Where does the string "more" appear in the records? Copy every line that contains it.

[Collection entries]
begin
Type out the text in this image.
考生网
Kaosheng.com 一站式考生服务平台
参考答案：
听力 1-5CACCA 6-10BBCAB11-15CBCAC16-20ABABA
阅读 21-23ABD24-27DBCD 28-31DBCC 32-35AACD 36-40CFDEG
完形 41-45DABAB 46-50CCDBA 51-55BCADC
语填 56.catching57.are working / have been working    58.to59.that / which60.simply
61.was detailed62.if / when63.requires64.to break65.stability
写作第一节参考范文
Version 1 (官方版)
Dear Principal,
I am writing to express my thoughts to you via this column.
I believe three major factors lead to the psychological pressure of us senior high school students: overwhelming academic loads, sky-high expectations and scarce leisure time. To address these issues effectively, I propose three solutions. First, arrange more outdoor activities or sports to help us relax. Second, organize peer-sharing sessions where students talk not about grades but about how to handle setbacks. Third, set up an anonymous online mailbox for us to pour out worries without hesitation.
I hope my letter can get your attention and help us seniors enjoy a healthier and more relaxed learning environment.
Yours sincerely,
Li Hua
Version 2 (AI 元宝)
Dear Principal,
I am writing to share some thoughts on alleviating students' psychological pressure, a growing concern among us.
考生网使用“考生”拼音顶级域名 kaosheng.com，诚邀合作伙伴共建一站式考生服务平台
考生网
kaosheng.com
end
begin
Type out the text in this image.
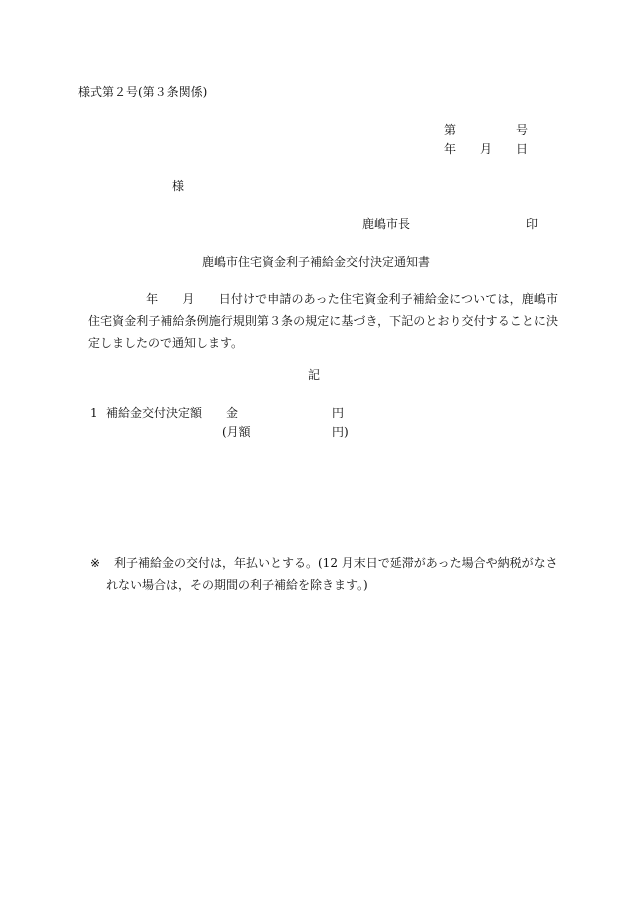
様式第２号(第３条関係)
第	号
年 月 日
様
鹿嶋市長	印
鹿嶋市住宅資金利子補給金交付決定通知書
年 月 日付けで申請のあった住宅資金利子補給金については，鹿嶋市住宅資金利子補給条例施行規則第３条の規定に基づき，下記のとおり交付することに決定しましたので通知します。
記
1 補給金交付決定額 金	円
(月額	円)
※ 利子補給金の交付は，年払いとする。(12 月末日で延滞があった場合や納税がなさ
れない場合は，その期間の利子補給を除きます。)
end
[Task response]
I believe three major factors lead to the psychological pressure of us senior high school students: overwhelming academic loads, sky-high expectations and scarce leisure time. To address these issues effectively, I propose three solutions. First, arrange more outdoor activities or sports to help us relax. Second, organize peer-sharing sessions where students talk not about grades but about how to handle setbacks. Third, set up an anonymous online mailbox for us to pour out worries without hesitation.
I hope my letter can get your attention and help us seniors enjoy a healthier and more relaxed learning environment.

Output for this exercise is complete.